Stored dataset items
-*-*-

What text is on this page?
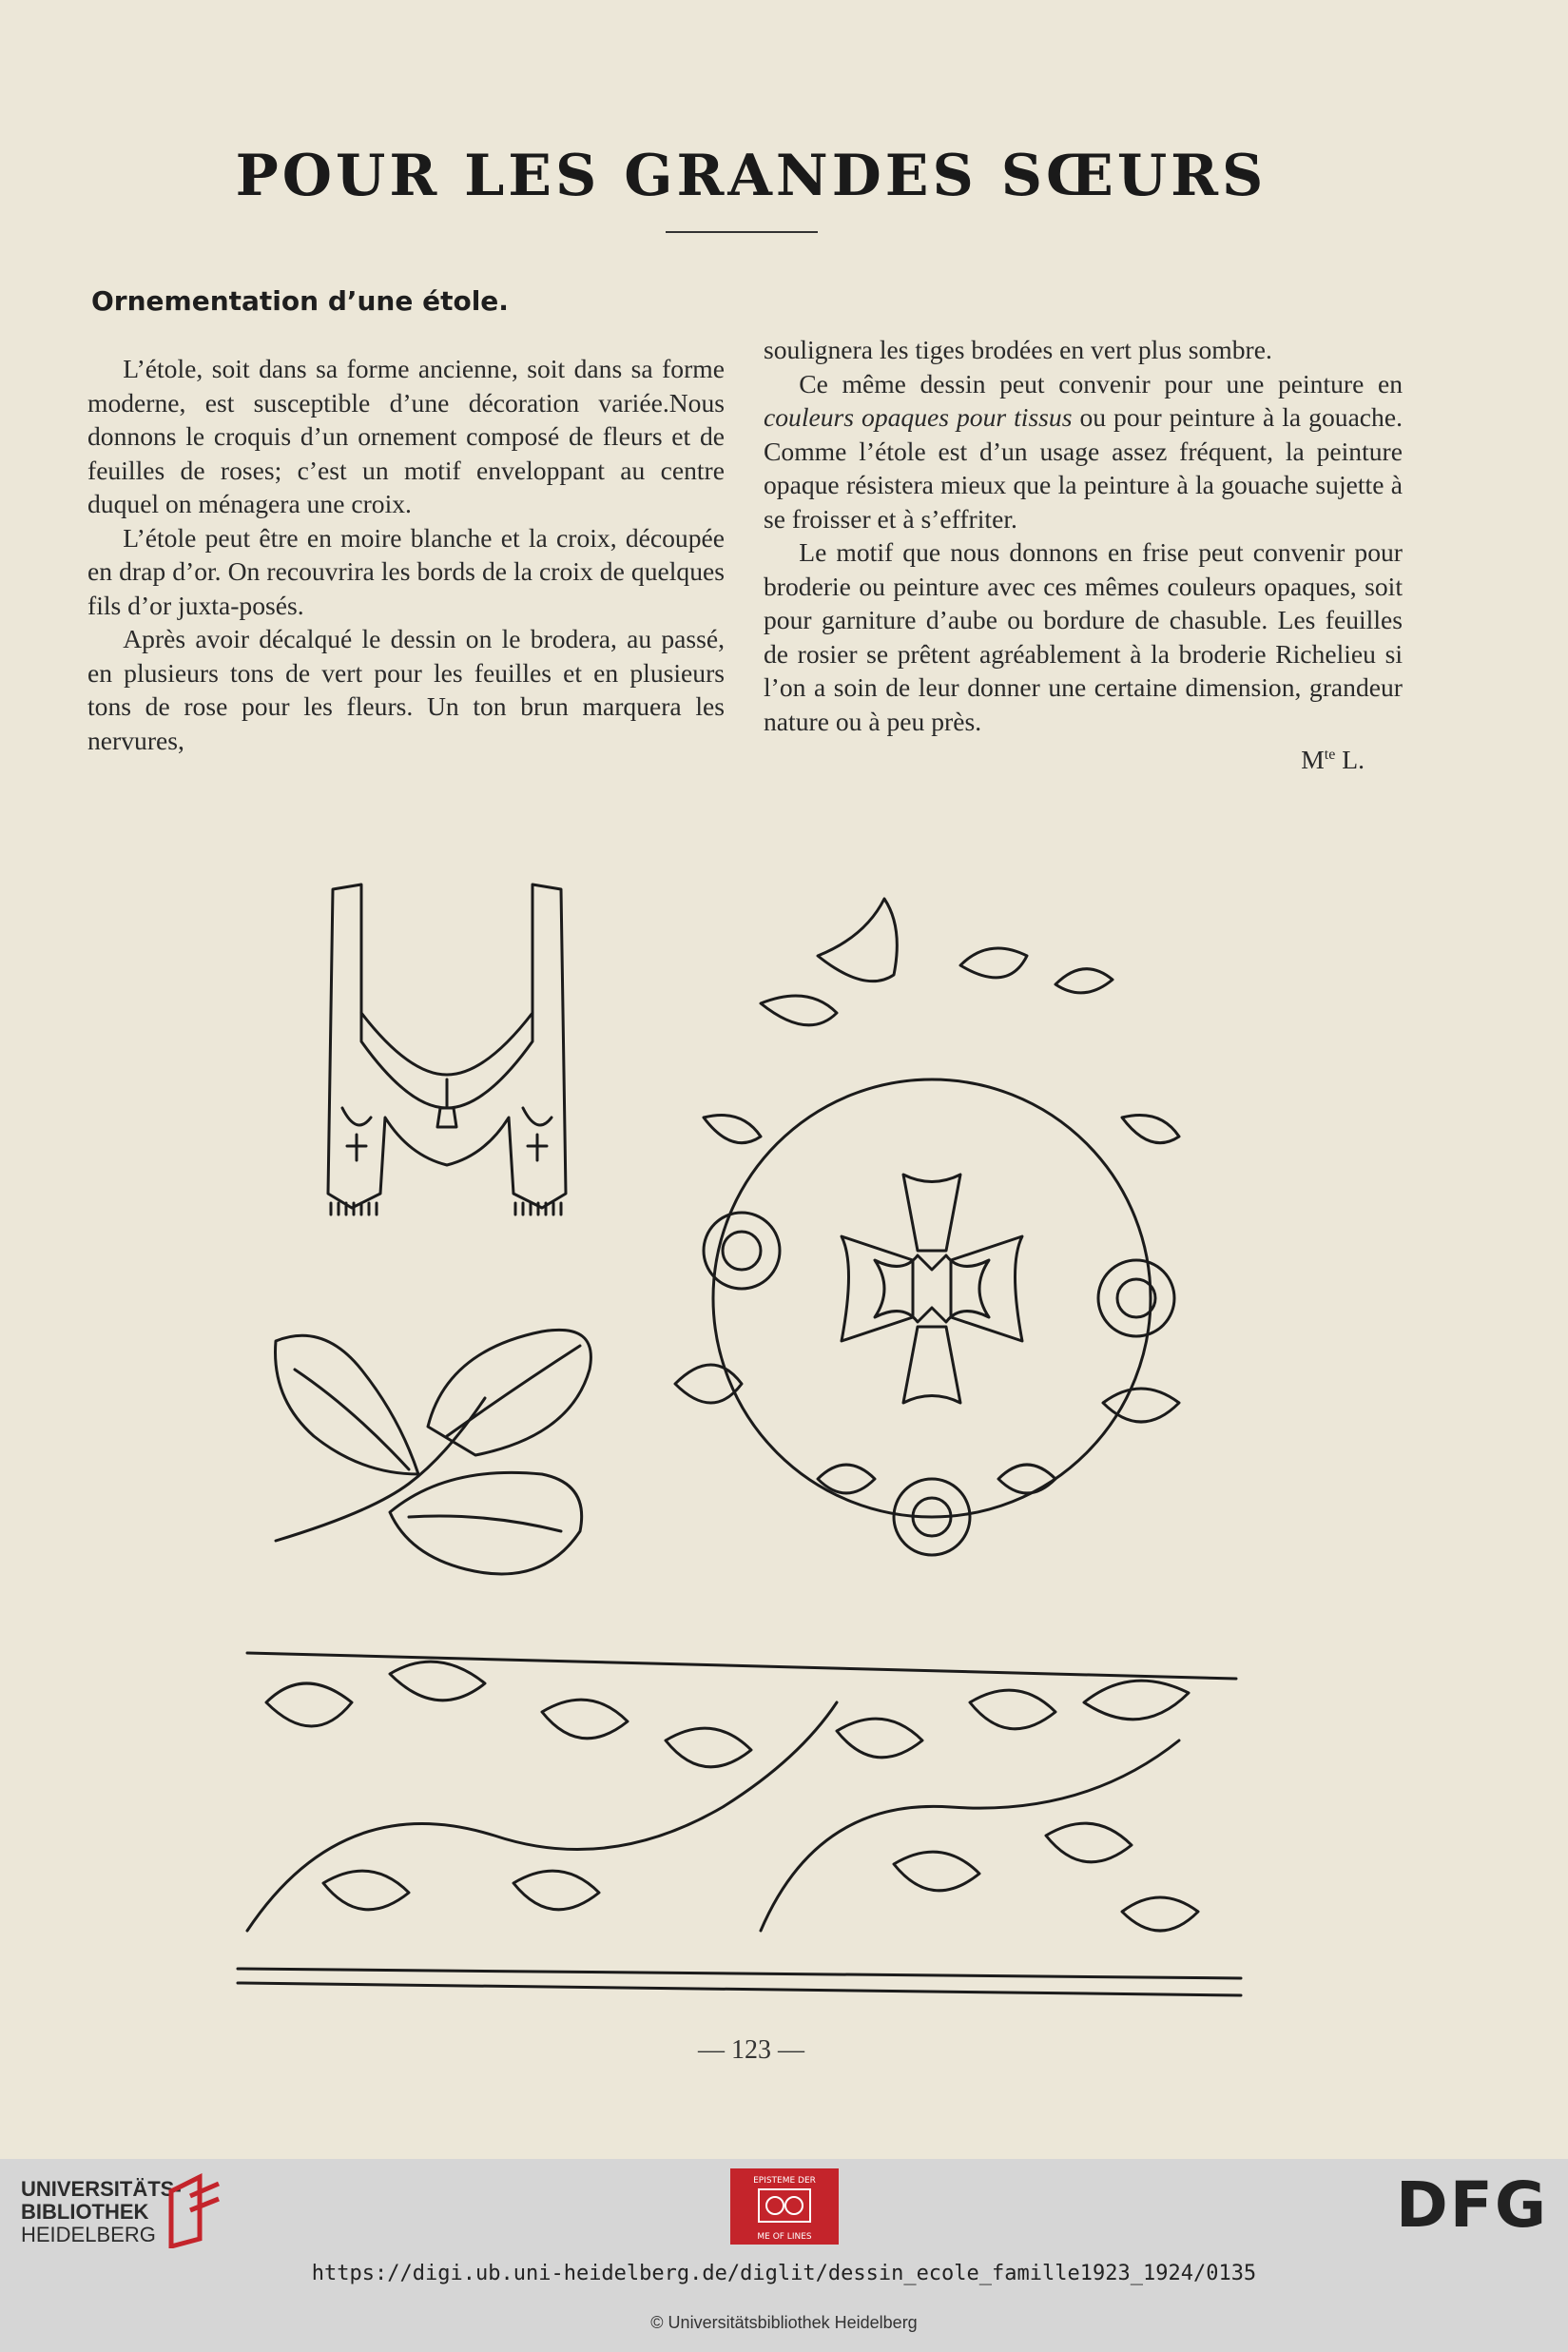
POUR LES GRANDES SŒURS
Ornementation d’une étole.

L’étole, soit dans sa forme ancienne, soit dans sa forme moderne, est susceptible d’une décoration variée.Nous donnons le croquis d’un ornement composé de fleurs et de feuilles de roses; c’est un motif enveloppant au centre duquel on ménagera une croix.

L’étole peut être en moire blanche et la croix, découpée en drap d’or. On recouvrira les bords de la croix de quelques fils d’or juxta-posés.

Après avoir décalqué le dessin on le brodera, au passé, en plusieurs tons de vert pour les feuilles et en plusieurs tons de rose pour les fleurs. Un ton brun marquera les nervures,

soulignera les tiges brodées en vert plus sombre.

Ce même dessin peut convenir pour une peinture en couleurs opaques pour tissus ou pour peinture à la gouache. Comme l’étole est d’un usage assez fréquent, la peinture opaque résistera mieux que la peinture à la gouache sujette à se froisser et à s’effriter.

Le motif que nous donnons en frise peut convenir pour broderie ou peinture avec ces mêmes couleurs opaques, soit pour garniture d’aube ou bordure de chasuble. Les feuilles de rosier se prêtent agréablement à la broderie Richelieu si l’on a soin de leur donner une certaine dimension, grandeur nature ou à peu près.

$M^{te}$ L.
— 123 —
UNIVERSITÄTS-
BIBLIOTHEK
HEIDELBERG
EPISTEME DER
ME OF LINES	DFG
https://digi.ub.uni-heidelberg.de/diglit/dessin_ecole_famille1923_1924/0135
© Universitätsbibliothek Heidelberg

-*-*-

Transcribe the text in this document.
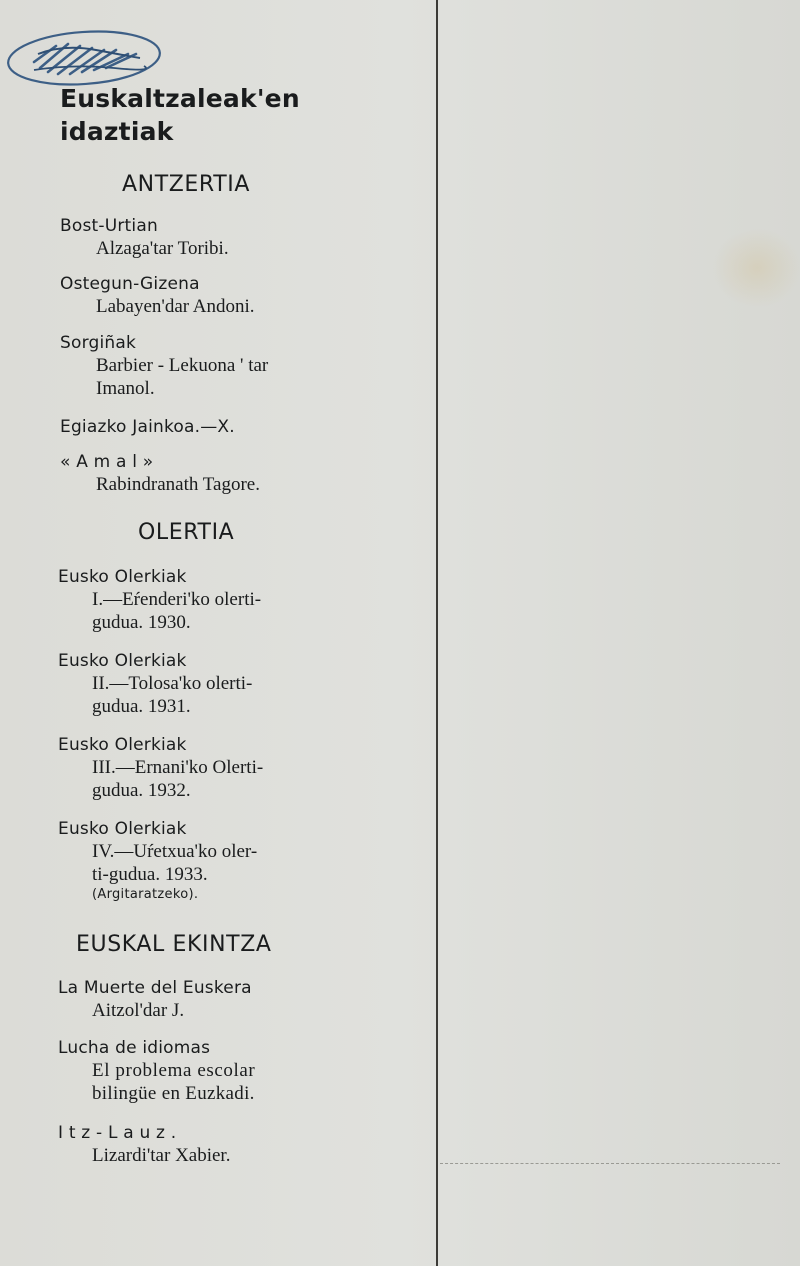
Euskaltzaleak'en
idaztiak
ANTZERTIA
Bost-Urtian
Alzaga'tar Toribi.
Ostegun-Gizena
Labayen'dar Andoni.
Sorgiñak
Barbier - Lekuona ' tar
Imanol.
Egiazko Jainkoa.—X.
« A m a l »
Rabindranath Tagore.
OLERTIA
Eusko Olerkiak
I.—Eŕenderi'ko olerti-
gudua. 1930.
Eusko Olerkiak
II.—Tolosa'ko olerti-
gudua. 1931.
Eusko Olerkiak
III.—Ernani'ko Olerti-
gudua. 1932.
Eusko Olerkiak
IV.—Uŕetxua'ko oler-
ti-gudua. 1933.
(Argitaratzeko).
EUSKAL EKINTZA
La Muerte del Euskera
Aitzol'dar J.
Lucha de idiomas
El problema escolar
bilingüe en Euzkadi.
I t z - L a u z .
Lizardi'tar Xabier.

-*-*-

THE PROBLEM
Working from the listing above, pick out every line that has "gudua" and copy it.

FINAL RESULT
gudua. 1930.
gudua. 1931.
gudua. 1932.
ti-gudua. 1933.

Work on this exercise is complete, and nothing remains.